• [TASK INSTRUCTIONS]:
Identify each line below containing the string "года" and copy it.

begin AVAILABLE RECORDS

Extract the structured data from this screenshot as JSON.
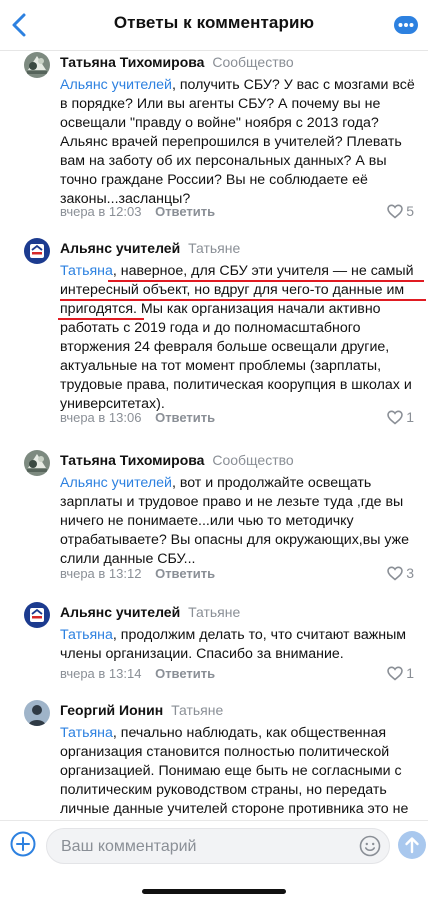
{
  "header": {
    "title": "Ответы к комментарию"
  },
  "comments": [
    {
      "author": "Татьяна Тихомирова",
      "meta": "Сообщество",
      "mention": "Альянс учителей",
      "text": ", получить СБУ? У вас с мозгами всё в порядке? Или вы агенты СБУ? А почему вы не освещали \"правду о войне\"  ноября с 2013 года? Альянс врачей перепрошился в учителей? Плевать вам на заботу об их персональных данных? А вы точно граждане России? Вы не соблюдаете её законы...засланцы?",
      "time": "вчера в 12:03",
      "reply": "Ответить",
      "likes": "5"
    },
    {
      "author": "Альянс учителей",
      "meta": "Татьяне",
      "mention": "Татьяна",
      "text": ", наверное, для СБУ эти учителя — не самый интересный объект, но вдруг для чего-то данные им пригодятся. Мы как организация начали активно работать с 2019 года и до полномасштабного вторжения 24 февраля больше освещали другие, актуальные на тот момент проблемы (зарплаты, трудовые права, политическая коорупция в школах и университетах).",
      "time": "вчера в 13:06",
      "reply": "Ответить",
      "likes": "1"
    },
    {
      "author": "Татьяна Тихомирова",
      "meta": "Сообщество",
      "mention": "Альянс учителей",
      "text": ", вот и продолжайте освещать зарплаты и трудовое право и не лезьте туда ,где вы ничего не понимаете...или чью то методичку отрабатываете? Вы опасны для окружающих,вы уже слили данные СБУ...",
      "time": "вчера в 13:12",
      "reply": "Ответить",
      "likes": "3"
    },
    {
      "author": "Альянс учителей",
      "meta": "Татьяне",
      "mention": "Татьяна",
      "text": ", продолжим делать то, что считают важным члены организации. Спасибо за внимание.",
      "time": "вчера в 13:14",
      "reply": "Ответить",
      "likes": "1"
    },
    {
      "author": "Георгий Ионин",
      "meta": "Татьяне",
      "mention": "Татьяна",
      "text": ", печально наблюдать, как общественная организация становится полностью политической организацией. Понимаю еще быть не согласными с политическим руководством страны, но передать личные данные учителей стороне противника это не просто преступно, но и жестоко.",
      "time": "",
      "reply": "",
      "likes": ""
    }
  ],
  "composer": {
    "placeholder": "Ваш комментарий"
  },
  "colors": {
    "accent": "#2d81e0",
    "underline": "#e01b22",
    "muted": "#8a8f96"
  },
  "icons": [
    "back-arrow-icon",
    "more-dots-icon",
    "heart-icon",
    "plus-icon",
    "emoji-icon",
    "send-arrow-icon"
  ]
}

end AVAILABLE RECORDS

• [REPLY TO THE TASK]:
      "text": ", получить СБУ? У вас с мозгами всё в порядке? Или вы агенты СБУ? А почему вы не освещали \"правду о войне\"  ноября с 2013 года? Альянс врачей перепрошился в учителей? Плевать вам на заботу об их персональных данных? А вы точно граждане России? Вы не соблюдаете её законы...засланцы?",
      "text": ", наверное, для СБУ эти учителя — не самый интересный объект, но вдруг для чего-то данные им пригодятся. Мы как организация начали активно работать с 2019 года и до полномасштабного вторжения 24 февраля больше освещали другие, актуальные на тот момент проблемы (зарплаты, трудовые права, политическая коорупция в школах и университетах).",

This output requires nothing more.